Reproduce all of the material word for word.

═════ Given data

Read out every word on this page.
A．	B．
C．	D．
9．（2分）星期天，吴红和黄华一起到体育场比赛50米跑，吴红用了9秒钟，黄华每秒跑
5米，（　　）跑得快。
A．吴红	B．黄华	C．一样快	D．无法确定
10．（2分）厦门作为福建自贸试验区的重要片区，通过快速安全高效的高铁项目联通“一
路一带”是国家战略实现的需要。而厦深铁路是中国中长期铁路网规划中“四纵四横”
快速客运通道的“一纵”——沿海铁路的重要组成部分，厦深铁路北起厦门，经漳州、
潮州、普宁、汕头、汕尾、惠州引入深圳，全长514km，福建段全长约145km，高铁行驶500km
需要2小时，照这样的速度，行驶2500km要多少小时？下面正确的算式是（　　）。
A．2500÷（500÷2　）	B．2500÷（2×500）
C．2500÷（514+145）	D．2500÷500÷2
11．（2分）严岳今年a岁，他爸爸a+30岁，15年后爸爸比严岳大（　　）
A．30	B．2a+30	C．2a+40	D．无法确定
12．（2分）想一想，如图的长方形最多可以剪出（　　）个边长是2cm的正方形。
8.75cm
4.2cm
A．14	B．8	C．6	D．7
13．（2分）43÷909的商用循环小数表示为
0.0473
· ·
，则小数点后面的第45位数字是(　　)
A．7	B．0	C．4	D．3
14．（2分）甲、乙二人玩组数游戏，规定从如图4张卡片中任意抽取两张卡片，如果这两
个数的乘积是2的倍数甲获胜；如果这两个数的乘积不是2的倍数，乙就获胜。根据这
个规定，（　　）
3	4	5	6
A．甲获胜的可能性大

══════════

- [The solution]
Read out every word on this page.
A．	B．
C．	D．
9．（2分）星期天，吴红和黄华一起到体育场比赛50米跑，吴红用了9秒钟，黄华每秒跑
5米，（　　）跑得快。
A．吴红	B．黄华	C．一样快	D．无法确定
10．（2分）厦门作为福建自贸试验区的重要片区，通过快速安全高效的高铁项目联通“一
路一带”是国家战略实现的需要。而厦深铁路是中国中长期铁路网规划中“四纵四横”
快速客运通道的“一纵”——沿海铁路的重要组成部分，厦深铁路北起厦门，经漳州、
潮州、普宁、汕头、汕尾、惠州引入深圳，全长514km，福建段全长约145km，高铁行驶500km
需要2小时，照这样的速度，行驶2500km要多少小时？下面正确的算式是（　　）。
A．2500÷（500÷2　）	B．2500÷（2×500）
C．2500÷（514+145）	D．2500÷500÷2
11．（2分）严岳今年a岁，他爸爸a+30岁，15年后爸爸比严岳大（　　）
A．30	B．2a+30	C．2a+40	D．无法确定
12．（2分）想一想，如图的长方形最多可以剪出（　　）个边长是2cm的正方形。
8.75cm
4.2cm
A．14	B．8	C．6	D．7
13．（2分）43÷909的商用循环小数表示为
0.0473
· ·
，则小数点后面的第45位数字是(　　)
A．7	B．0	C．4	D．3
14．（2分）甲、乙二人玩组数游戏，规定从如图4张卡片中任意抽取两张卡片，如果这两
个数的乘积是2的倍数甲获胜；如果这两个数的乘积不是2的倍数，乙就获胜。根据这
个规定，（　　）
3	4	5	6
A．甲获胜的可能性大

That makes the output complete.